» **WHAT IS NEEDED**:
Repeat the records below exactly, leaving out any pictures.

Figure contents as structured data
######
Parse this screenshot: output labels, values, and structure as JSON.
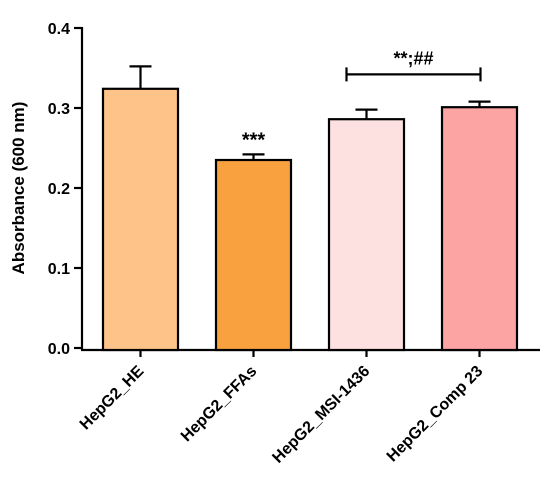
{
  "chart_data": {
    "type": "bar",
    "ylabel": "Absorbance (600 nm)",
    "ylim": [
      0,
      0.4
    ],
    "yticks": [
      "0.0",
      "0.1",
      "0.2",
      "0.3",
      "0.4"
    ],
    "categories": [
      "HepG2_HE",
      "HepG2_FFAs",
      "HepG2_MSI-1436",
      "HepG2_Comp 23"
    ],
    "values": [
      0.324,
      0.235,
      0.286,
      0.301
    ],
    "errors": [
      0.028,
      0.007,
      0.012,
      0.007
    ],
    "colors": [
      "#fdc389",
      "#f9a03f",
      "#fde0e0",
      "#fca3a3"
    ],
    "annotations": [
      {
        "bar": 1,
        "text": "***"
      }
    ],
    "bracket": {
      "from": 2,
      "to": 3,
      "y": 0.342,
      "text": "**;##"
    },
    "grid": false,
    "legend": "none"
  }
}
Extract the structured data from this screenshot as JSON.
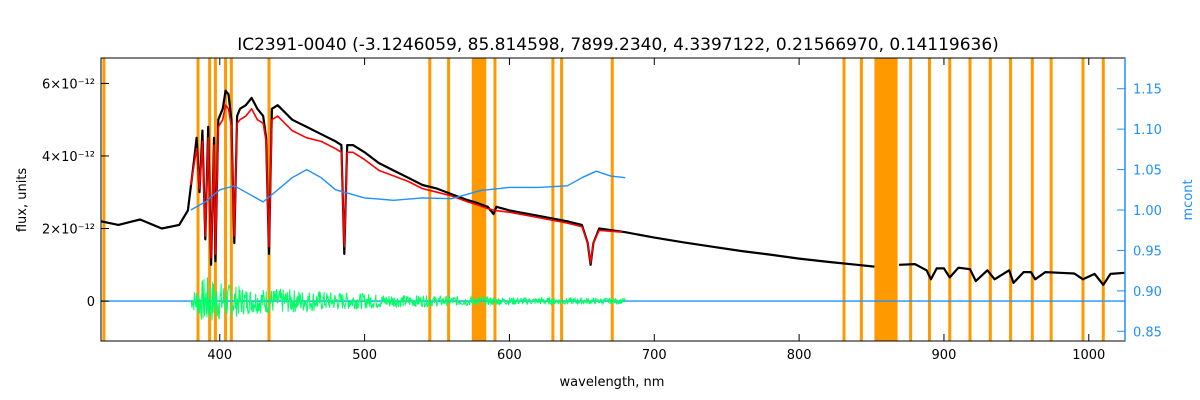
######
» **RESPONSE TO THIS EXERCISE**:
Parse this screenshot: output labels, values, and structure as JSON.
{
  "chart_data": {
    "type": "bar",
    "ylabel": "Absorbance (600 nm)",
    "ylim": [
      0,
      0.4
    ],
    "yticks": [
      "0.0",
      "0.1",
      "0.2",
      "0.3",
      "0.4"
    ],
    "categories": [
      "HepG2_HE",
      "HepG2_FFAs",
      "HepG2_MSI-1436",
      "HepG2_Comp 23"
    ],
    "values": [
      0.324,
      0.235,
      0.286,
      0.301
    ],
    "errors": [
      0.028,
      0.007,
      0.012,
      0.007
    ],
    "colors": [
      "#fdc389",
      "#f9a03f",
      "#fde0e0",
      "#fca3a3"
    ],
    "annotations": [
      {
        "bar": 1,
        "text": "***"
      }
    ],
    "bracket": {
      "from": 2,
      "to": 3,
      "y": 0.342,
      "text": "**;##"
    },
    "grid": false,
    "legend": "none"
  }
}
Extract the structured data from this screenshot as JSON.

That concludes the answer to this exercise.